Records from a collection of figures
────

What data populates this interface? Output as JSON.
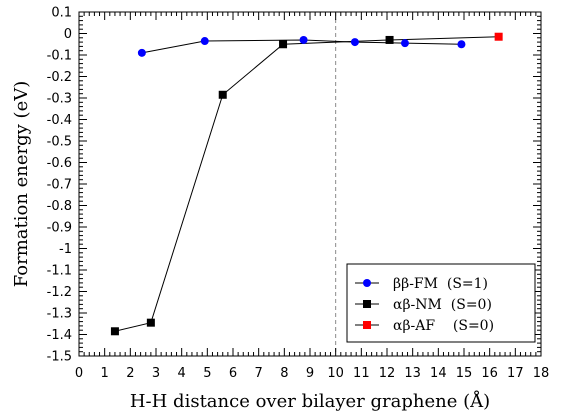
{
  "chart_data": {
    "type": "line",
    "xlabel": "H-H distance over bilayer graphene (Å)",
    "ylabel": "Formation energy (eV)",
    "xlim": [
      0,
      18
    ],
    "ylim": [
      -1.5,
      0.1
    ],
    "x_ticks_major": [
      0,
      1,
      2,
      3,
      4,
      5,
      6,
      7,
      8,
      9,
      10,
      11,
      12,
      13,
      14,
      15,
      16,
      17,
      18
    ],
    "x_tick_labels": [
      "0",
      "1",
      "2",
      "3",
      "4",
      "5",
      "6",
      "7",
      "8",
      "9",
      "10",
      "11",
      "12",
      "13",
      "14",
      "15",
      "16",
      "17",
      "18"
    ],
    "y_ticks_major": [
      0.1,
      0,
      -0.1,
      -0.2,
      -0.3,
      -0.4,
      -0.5,
      -0.6,
      -0.7,
      -0.8,
      -0.9,
      -1.0,
      -1.1,
      -1.2,
      -1.3,
      -1.4,
      -1.5
    ],
    "y_tick_labels": [
      "0.1",
      "0",
      "-0.1",
      "-0.2",
      "-0.3",
      "-0.4",
      "-0.5",
      "-0.6",
      "-0.7",
      "-0.8",
      "-0.9",
      "-1",
      "-1.1",
      "-1.2",
      "-1.3",
      "-1.4",
      "-1.5"
    ],
    "grid": false,
    "legend_position": "bottom-right",
    "vline": {
      "x": 10,
      "style": "dashed",
      "color": "#8a8a8a"
    },
    "series": [
      {
        "name": "ββ-FM  (S=1)",
        "marker": "circle",
        "color": "#0000ff",
        "points": [
          [
            2.45,
            -0.09
          ],
          [
            4.9,
            -0.035
          ],
          [
            8.75,
            -0.03
          ],
          [
            10.75,
            -0.04
          ],
          [
            12.7,
            -0.045
          ],
          [
            14.9,
            -0.05
          ]
        ]
      },
      {
        "name": "αβ-NM  (S=0)",
        "marker": "square",
        "color": "#000000",
        "points": [
          [
            1.4,
            -1.385
          ],
          [
            2.8,
            -1.345
          ],
          [
            5.6,
            -0.285
          ],
          [
            7.95,
            -0.05
          ],
          [
            12.1,
            -0.03
          ]
        ]
      },
      {
        "name": "αβ-AF    (S=0)",
        "marker": "square",
        "color": "#ff0000",
        "points": [
          [
            16.35,
            -0.015
          ]
        ]
      }
    ],
    "connector_lines": [
      {
        "color": "#000000",
        "points": [
          [
            2.45,
            -0.09
          ],
          [
            4.9,
            -0.035
          ],
          [
            8.75,
            -0.03
          ],
          [
            10.75,
            -0.04
          ],
          [
            12.7,
            -0.045
          ],
          [
            14.9,
            -0.05
          ]
        ]
      },
      {
        "color": "#000000",
        "points": [
          [
            1.4,
            -1.385
          ],
          [
            2.8,
            -1.345
          ],
          [
            5.6,
            -0.285
          ],
          [
            7.95,
            -0.05
          ],
          [
            12.1,
            -0.03
          ],
          [
            16.35,
            -0.015
          ]
        ]
      }
    ]
  }
}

────

▸ **What you will do**: Search the preceding listing for "name" and extract every line where it is found.

▸ **Result**:
        "name": "ββ-FM  (S=1)",
        "name": "αβ-NM  (S=0)",
        "name": "αβ-AF    (S=0)",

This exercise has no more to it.